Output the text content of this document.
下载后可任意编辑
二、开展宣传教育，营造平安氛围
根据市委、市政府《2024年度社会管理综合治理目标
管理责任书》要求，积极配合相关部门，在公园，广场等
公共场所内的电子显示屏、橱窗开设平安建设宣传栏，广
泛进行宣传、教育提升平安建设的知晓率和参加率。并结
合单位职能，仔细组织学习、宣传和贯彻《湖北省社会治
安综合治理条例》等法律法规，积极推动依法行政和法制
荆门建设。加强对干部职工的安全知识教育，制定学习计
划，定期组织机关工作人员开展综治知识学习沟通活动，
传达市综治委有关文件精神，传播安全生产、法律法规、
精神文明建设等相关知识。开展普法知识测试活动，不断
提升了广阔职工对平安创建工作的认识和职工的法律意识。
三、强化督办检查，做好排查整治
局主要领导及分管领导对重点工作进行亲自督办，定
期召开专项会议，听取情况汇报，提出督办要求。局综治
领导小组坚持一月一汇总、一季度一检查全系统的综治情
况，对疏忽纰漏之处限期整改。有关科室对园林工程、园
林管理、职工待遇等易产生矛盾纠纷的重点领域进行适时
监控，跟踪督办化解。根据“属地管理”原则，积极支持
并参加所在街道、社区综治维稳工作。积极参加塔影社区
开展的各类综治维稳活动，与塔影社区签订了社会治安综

WRITTEN INSTRUCTION.
Exactly reproduce all of the entries.

EXERCISE SOLUTION.
Output the text content of this document.
下载后可任意编辑
二、开展宣传教育，营造平安氛围
根据市委、市政府《2024年度社会管理综合治理目标
管理责任书》要求，积极配合相关部门，在公园，广场等
公共场所内的电子显示屏、橱窗开设平安建设宣传栏，广
泛进行宣传、教育提升平安建设的知晓率和参加率。并结
合单位职能，仔细组织学习、宣传和贯彻《湖北省社会治
安综合治理条例》等法律法规，积极推动依法行政和法制
荆门建设。加强对干部职工的安全知识教育，制定学习计
划，定期组织机关工作人员开展综治知识学习沟通活动，
传达市综治委有关文件精神，传播安全生产、法律法规、
精神文明建设等相关知识。开展普法知识测试活动，不断
提升了广阔职工对平安创建工作的认识和职工的法律意识。
三、强化督办检查，做好排查整治
局主要领导及分管领导对重点工作进行亲自督办，定
期召开专项会议，听取情况汇报，提出督办要求。局综治
领导小组坚持一月一汇总、一季度一检查全系统的综治情
况，对疏忽纰漏之处限期整改。有关科室对园林工程、园
林管理、职工待遇等易产生矛盾纠纷的重点领域进行适时
监控，跟踪督办化解。根据“属地管理”原则，积极支持
并参加所在街道、社区综治维稳工作。积极参加塔影社区
开展的各类综治维稳活动，与塔影社区签订了社会治安综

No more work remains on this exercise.